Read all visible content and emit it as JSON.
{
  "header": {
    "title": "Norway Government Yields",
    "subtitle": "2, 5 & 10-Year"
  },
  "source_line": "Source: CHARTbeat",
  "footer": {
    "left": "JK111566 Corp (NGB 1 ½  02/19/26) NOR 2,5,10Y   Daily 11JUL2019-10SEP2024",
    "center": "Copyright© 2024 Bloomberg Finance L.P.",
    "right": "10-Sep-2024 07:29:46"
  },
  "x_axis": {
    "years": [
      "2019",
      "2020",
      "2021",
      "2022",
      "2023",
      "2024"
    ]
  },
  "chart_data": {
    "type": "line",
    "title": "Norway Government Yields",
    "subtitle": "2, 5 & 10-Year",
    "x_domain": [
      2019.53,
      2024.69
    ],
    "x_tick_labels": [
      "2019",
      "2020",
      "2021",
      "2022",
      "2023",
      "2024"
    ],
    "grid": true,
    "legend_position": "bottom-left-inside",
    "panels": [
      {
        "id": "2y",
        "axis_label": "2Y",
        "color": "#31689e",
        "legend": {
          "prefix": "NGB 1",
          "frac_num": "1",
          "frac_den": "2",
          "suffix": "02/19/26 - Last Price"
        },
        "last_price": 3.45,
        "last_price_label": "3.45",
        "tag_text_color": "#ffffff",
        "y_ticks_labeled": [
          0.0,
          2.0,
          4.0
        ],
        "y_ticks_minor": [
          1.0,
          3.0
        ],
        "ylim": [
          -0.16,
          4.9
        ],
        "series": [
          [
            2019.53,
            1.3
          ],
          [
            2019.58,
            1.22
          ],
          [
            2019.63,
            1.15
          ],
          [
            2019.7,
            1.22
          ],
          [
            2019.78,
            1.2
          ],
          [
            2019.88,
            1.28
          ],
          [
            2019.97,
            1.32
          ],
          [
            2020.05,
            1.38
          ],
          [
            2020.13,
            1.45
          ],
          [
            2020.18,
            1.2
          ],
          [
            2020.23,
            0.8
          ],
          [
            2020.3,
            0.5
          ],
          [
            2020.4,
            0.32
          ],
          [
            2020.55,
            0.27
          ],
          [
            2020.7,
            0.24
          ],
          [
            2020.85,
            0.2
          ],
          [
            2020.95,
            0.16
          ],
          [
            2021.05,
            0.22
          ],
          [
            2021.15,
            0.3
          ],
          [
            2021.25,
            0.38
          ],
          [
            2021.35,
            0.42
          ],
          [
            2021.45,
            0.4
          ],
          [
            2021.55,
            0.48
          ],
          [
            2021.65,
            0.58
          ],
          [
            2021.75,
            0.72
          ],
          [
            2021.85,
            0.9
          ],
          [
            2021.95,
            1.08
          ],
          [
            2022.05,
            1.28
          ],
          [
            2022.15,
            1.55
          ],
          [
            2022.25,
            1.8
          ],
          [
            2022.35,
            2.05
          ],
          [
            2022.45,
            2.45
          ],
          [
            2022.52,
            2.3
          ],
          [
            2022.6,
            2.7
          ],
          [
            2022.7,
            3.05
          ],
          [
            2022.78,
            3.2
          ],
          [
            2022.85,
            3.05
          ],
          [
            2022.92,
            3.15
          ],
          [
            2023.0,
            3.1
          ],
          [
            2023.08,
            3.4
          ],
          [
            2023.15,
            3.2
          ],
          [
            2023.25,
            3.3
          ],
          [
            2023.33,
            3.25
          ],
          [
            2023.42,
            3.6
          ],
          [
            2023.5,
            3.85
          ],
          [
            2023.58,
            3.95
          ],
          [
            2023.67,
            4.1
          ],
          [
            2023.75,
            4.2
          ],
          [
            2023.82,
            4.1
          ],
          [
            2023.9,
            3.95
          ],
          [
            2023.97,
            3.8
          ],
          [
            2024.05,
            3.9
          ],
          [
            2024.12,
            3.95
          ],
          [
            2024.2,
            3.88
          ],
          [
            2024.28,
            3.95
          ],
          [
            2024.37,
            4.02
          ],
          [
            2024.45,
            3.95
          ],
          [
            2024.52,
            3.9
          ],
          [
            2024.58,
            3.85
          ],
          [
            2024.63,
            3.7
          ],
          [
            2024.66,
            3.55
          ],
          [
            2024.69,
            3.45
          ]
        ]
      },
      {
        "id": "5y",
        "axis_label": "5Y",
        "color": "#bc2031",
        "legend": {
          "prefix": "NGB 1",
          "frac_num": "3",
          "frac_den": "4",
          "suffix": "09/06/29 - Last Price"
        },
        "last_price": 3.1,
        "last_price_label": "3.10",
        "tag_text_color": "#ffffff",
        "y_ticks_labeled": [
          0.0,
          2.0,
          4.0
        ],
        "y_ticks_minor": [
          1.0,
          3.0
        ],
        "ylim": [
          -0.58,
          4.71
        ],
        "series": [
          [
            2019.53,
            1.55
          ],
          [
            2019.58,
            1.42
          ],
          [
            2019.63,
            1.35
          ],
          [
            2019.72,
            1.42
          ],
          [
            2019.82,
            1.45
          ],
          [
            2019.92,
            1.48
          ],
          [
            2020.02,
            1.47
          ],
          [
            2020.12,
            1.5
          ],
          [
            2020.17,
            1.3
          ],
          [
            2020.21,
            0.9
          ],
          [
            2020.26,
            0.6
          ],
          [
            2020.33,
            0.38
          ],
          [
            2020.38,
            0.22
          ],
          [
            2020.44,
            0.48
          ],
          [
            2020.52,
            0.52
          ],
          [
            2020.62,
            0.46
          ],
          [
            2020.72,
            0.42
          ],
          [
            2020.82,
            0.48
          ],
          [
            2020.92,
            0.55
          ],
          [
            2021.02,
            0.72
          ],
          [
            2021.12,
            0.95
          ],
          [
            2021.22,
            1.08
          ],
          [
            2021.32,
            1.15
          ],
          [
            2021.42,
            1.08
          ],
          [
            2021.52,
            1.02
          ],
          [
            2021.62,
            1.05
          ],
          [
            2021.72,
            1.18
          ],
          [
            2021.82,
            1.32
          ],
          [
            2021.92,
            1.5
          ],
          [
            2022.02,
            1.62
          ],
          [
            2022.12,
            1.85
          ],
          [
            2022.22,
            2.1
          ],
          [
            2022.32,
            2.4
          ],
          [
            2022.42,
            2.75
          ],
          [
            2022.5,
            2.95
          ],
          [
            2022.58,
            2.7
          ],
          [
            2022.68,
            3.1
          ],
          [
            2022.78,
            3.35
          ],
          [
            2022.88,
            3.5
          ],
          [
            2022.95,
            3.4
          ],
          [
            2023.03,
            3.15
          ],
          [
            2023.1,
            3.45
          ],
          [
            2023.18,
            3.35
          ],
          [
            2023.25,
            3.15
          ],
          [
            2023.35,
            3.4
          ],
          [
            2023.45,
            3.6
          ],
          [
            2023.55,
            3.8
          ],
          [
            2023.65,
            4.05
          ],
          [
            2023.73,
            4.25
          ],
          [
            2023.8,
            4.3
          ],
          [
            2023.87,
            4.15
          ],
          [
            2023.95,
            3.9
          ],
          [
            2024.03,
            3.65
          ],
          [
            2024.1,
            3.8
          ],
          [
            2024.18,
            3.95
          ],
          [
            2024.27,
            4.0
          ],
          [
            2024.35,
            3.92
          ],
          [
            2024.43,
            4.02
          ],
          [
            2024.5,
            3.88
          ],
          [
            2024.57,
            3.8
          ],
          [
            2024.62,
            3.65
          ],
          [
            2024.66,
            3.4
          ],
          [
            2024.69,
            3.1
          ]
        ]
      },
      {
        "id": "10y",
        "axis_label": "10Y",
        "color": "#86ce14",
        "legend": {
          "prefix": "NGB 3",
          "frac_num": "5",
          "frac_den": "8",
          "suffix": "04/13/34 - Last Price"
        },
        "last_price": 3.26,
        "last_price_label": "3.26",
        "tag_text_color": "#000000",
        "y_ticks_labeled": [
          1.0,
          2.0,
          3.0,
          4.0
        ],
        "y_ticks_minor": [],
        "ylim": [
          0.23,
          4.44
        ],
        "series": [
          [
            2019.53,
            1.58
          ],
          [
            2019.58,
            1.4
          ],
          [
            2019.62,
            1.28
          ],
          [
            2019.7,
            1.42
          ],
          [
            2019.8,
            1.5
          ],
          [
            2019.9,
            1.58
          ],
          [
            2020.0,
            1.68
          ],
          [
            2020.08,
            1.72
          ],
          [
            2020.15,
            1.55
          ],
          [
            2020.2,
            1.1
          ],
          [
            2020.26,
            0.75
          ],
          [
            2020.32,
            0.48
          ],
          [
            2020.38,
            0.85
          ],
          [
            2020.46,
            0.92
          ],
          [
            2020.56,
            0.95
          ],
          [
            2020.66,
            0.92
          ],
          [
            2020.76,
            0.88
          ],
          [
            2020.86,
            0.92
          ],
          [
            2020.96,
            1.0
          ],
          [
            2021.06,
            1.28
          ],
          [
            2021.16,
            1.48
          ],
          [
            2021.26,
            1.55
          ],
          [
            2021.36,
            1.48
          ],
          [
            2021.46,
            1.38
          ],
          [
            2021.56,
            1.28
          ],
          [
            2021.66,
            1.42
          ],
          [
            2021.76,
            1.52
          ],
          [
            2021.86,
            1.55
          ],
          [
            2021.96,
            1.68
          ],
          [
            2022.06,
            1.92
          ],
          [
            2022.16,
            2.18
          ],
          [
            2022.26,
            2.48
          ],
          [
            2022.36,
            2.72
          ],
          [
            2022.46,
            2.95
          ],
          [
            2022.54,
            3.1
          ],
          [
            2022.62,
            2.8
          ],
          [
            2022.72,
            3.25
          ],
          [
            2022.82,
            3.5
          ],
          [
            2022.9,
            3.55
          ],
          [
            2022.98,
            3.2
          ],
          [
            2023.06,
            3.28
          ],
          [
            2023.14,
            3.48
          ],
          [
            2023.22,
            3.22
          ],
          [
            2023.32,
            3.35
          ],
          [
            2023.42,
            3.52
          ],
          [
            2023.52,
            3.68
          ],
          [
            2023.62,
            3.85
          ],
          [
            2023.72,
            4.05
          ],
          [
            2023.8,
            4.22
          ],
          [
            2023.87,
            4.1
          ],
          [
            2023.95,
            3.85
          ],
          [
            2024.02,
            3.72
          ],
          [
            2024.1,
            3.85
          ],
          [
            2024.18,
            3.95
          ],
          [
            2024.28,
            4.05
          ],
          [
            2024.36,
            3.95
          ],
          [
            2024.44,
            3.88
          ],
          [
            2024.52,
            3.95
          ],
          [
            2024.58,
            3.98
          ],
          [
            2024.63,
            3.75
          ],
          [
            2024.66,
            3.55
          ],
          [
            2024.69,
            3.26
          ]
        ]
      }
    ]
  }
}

● ● ●

Stated goal =
Find the lines of the material that hold the word "subtitle" and report their count alone.

Written response =
2